* **Provided data**
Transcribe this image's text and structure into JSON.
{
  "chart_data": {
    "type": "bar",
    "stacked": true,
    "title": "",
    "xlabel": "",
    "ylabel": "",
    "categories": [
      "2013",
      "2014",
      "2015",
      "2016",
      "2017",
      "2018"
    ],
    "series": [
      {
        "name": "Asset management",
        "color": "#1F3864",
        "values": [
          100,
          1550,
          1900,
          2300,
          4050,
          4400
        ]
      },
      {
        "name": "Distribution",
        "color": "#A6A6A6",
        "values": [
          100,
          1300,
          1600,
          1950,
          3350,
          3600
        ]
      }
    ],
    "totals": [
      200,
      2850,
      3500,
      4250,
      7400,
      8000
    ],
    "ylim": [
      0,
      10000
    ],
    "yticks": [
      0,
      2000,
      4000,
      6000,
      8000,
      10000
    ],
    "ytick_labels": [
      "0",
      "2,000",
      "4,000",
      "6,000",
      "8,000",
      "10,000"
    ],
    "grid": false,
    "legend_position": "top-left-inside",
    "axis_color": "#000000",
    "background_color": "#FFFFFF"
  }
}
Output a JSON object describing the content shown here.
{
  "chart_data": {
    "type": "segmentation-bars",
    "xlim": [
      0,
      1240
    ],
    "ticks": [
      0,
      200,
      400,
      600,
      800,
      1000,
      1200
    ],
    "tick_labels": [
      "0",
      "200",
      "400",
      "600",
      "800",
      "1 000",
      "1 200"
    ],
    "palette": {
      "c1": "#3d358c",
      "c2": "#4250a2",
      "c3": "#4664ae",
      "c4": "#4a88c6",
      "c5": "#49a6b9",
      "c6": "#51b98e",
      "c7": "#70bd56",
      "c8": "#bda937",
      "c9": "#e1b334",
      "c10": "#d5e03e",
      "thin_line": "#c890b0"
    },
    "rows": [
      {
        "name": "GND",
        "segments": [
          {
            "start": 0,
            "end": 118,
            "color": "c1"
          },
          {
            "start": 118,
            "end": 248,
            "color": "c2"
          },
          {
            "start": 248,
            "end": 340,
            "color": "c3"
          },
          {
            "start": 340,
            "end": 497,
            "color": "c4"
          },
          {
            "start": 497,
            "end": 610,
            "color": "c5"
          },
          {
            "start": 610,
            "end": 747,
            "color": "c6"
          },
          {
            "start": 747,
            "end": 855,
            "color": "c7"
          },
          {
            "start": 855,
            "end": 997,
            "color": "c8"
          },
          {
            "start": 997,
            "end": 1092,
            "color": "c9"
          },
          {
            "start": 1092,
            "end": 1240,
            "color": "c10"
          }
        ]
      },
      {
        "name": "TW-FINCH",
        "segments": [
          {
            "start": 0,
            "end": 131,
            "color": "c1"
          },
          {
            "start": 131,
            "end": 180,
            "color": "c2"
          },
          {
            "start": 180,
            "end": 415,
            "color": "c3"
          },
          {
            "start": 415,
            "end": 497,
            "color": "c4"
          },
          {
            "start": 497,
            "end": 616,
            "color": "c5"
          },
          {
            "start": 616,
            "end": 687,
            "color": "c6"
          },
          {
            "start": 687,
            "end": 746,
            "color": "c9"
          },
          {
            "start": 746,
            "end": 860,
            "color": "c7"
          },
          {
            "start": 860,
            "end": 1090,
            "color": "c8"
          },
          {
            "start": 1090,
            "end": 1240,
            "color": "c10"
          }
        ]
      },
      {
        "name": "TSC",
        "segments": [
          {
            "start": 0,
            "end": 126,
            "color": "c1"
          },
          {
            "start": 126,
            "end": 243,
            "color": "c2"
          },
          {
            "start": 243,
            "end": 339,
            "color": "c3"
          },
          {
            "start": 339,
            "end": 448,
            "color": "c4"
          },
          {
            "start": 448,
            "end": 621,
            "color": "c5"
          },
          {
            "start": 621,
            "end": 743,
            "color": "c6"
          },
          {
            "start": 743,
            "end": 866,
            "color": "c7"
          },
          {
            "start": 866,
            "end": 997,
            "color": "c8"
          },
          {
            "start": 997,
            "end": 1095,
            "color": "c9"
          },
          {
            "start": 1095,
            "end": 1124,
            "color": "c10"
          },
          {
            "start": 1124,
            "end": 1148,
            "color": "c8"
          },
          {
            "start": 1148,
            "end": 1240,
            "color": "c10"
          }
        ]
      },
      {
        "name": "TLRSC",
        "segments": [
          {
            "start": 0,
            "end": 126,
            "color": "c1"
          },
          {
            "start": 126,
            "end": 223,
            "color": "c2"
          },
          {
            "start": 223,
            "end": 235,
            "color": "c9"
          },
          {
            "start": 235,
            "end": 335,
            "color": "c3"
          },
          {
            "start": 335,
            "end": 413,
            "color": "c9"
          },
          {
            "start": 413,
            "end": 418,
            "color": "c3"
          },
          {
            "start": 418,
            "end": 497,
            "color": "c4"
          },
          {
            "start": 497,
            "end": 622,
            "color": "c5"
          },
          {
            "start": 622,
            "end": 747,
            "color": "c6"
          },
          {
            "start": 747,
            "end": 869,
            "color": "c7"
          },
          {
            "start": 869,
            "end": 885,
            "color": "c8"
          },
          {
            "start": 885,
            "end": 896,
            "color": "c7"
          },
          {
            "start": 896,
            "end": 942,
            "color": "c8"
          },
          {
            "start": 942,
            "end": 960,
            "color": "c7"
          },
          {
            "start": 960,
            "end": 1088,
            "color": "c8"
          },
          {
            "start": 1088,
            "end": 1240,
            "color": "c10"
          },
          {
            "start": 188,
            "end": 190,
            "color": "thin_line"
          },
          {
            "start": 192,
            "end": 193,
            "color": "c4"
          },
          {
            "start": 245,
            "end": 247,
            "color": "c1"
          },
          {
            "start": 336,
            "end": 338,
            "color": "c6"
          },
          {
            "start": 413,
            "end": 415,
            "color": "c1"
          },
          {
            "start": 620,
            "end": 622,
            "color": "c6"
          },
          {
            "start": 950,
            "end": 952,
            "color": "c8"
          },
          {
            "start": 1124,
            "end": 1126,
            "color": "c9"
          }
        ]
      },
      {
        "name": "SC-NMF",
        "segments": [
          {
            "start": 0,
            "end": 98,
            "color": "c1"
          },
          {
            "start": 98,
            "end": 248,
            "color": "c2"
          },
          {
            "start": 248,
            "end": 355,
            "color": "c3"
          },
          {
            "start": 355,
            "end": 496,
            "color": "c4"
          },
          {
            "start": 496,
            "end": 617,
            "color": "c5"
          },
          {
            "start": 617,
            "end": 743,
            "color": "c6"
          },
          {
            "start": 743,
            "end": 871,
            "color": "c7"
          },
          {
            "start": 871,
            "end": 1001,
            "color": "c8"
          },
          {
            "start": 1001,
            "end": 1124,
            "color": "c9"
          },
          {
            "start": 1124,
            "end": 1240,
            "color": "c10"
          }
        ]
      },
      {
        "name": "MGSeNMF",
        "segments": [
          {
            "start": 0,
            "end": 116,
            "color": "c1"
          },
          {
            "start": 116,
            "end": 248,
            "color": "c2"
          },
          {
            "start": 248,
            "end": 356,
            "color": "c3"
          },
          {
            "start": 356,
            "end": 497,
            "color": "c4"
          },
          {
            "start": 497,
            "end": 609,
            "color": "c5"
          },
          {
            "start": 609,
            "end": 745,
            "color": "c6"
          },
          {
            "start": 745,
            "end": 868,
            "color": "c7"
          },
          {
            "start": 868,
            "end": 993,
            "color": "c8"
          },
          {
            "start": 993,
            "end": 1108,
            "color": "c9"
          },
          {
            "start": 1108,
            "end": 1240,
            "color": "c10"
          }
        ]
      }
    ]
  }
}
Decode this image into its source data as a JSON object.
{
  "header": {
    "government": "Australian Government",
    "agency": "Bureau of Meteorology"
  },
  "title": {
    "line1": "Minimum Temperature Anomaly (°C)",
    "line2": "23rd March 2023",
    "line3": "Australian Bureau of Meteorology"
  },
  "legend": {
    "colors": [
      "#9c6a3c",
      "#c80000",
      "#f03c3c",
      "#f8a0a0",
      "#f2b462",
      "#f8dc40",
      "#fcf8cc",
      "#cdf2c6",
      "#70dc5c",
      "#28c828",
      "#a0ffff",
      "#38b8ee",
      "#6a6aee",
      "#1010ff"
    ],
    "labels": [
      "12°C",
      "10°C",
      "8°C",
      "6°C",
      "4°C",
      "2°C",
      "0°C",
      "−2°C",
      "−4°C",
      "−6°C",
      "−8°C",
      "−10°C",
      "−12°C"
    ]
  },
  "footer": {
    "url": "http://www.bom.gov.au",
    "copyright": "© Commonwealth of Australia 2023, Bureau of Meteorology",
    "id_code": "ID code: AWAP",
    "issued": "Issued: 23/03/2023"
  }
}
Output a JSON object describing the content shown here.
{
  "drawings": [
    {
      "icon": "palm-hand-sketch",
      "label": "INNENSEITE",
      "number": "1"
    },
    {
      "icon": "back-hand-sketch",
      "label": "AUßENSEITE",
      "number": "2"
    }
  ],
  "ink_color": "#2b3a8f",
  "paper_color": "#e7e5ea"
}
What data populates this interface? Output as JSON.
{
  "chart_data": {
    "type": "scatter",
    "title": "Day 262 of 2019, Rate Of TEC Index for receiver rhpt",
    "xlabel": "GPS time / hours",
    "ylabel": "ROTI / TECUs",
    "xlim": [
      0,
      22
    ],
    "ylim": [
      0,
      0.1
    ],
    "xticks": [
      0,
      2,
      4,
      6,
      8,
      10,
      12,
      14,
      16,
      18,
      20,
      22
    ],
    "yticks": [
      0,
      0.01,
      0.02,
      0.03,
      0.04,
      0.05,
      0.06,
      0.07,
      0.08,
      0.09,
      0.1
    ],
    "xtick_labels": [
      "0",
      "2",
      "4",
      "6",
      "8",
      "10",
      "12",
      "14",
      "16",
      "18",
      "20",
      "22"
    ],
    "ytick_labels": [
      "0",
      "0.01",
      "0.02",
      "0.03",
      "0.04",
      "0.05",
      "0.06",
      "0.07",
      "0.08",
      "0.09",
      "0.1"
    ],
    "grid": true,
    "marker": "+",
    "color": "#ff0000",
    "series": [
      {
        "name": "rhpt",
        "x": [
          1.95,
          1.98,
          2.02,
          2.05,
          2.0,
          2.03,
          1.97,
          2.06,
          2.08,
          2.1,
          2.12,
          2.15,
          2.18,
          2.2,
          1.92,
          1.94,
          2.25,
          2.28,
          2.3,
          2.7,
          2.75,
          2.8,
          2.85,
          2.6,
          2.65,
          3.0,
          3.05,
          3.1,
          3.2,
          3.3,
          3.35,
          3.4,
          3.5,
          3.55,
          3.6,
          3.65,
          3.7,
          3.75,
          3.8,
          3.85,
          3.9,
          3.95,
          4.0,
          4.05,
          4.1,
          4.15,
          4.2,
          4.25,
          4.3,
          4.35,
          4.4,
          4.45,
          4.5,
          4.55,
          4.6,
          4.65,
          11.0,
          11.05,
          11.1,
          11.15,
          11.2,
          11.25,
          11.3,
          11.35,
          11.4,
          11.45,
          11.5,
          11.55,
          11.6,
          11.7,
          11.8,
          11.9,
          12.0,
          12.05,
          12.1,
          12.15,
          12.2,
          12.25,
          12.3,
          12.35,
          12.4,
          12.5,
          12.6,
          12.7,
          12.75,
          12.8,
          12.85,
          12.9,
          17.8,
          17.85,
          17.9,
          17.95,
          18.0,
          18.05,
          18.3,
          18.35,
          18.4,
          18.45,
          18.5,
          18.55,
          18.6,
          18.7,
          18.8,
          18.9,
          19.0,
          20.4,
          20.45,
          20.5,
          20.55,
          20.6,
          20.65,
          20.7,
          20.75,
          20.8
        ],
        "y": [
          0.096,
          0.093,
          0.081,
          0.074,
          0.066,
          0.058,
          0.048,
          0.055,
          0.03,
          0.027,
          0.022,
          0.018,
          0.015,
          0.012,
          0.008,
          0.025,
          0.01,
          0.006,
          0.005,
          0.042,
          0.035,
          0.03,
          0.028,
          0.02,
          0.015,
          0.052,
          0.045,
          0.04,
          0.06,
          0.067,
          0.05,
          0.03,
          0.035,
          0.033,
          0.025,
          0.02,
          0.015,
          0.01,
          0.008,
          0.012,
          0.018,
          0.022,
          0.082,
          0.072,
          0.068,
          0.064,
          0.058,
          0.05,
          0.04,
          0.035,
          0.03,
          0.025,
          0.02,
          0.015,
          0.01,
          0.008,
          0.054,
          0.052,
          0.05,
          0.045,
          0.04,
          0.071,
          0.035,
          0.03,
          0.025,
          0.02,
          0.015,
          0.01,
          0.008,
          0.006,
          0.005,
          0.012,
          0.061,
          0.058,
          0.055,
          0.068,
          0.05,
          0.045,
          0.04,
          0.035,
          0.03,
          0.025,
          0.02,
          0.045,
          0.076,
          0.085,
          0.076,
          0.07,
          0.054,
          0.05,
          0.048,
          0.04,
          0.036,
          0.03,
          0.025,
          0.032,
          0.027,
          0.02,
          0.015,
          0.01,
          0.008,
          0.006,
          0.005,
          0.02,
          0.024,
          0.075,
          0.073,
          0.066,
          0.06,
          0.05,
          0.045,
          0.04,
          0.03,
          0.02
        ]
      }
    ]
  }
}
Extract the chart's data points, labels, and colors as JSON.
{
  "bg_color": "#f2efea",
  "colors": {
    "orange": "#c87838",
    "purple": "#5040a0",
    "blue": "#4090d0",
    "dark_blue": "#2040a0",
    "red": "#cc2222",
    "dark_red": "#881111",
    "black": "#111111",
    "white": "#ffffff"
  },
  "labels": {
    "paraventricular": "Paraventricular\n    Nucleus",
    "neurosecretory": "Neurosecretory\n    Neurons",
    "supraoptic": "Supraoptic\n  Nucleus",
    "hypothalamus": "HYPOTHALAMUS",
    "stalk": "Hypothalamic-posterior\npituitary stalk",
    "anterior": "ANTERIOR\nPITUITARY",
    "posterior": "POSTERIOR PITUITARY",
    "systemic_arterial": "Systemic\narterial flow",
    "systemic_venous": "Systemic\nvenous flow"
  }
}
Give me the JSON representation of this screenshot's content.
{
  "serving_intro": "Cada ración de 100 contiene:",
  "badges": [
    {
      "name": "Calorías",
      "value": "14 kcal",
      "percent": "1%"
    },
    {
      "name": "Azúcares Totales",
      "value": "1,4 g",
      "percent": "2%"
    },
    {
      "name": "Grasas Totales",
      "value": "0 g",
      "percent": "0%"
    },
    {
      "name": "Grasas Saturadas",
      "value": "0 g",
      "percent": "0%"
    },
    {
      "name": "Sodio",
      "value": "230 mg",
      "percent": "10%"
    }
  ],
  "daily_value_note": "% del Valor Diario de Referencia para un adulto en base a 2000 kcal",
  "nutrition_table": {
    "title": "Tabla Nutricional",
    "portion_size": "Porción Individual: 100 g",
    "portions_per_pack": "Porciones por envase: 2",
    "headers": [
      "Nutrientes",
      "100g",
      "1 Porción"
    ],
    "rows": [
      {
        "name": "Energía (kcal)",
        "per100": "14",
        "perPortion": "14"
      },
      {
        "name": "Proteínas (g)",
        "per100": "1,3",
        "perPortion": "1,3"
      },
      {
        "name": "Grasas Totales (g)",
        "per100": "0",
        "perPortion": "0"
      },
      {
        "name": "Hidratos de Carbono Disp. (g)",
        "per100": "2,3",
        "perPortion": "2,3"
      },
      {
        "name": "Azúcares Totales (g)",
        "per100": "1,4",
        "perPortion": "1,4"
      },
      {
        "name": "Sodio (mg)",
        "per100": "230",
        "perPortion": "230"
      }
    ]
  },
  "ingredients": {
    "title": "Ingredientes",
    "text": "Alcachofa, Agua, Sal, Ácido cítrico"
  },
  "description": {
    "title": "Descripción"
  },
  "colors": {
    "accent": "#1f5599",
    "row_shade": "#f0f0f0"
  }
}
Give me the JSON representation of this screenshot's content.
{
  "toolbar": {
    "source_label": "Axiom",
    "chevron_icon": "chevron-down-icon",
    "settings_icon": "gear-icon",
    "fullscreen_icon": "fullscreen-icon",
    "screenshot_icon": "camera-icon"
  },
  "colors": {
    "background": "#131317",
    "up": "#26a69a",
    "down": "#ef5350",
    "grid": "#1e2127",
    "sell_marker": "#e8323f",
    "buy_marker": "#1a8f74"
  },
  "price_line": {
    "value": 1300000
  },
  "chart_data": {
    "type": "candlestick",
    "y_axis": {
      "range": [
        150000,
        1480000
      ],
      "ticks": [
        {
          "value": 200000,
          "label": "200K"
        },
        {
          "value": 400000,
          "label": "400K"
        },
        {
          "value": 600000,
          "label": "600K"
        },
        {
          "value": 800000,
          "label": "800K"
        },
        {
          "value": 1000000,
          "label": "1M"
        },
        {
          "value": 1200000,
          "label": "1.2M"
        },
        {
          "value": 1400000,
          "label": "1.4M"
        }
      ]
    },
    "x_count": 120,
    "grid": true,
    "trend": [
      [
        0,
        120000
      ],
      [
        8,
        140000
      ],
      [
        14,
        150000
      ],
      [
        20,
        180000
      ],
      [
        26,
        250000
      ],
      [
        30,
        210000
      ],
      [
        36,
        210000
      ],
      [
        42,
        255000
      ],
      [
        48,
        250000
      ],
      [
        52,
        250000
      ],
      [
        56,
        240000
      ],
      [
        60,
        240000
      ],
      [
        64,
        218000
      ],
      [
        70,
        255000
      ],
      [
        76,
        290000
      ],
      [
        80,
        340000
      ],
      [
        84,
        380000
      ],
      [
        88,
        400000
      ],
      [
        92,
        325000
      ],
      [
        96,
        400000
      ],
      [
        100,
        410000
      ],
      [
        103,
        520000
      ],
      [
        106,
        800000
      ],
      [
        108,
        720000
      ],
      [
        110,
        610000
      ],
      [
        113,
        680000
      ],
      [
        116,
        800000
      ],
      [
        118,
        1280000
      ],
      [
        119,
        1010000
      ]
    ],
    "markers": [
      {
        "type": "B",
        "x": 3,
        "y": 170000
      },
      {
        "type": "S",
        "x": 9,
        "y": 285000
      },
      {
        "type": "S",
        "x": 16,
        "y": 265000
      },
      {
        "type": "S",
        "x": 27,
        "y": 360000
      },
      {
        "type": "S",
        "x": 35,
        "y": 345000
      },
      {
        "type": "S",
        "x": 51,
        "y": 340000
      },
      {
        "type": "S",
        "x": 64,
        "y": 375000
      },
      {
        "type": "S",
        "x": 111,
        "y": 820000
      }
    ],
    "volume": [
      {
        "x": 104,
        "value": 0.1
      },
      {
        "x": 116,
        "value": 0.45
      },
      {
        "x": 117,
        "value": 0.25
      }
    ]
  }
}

* **Aim**
Each line above that includes "Australian" should be shown.

* **The completed task**
    "government": "Australian Government",
    "line3": "Australian Bureau of Meteorology"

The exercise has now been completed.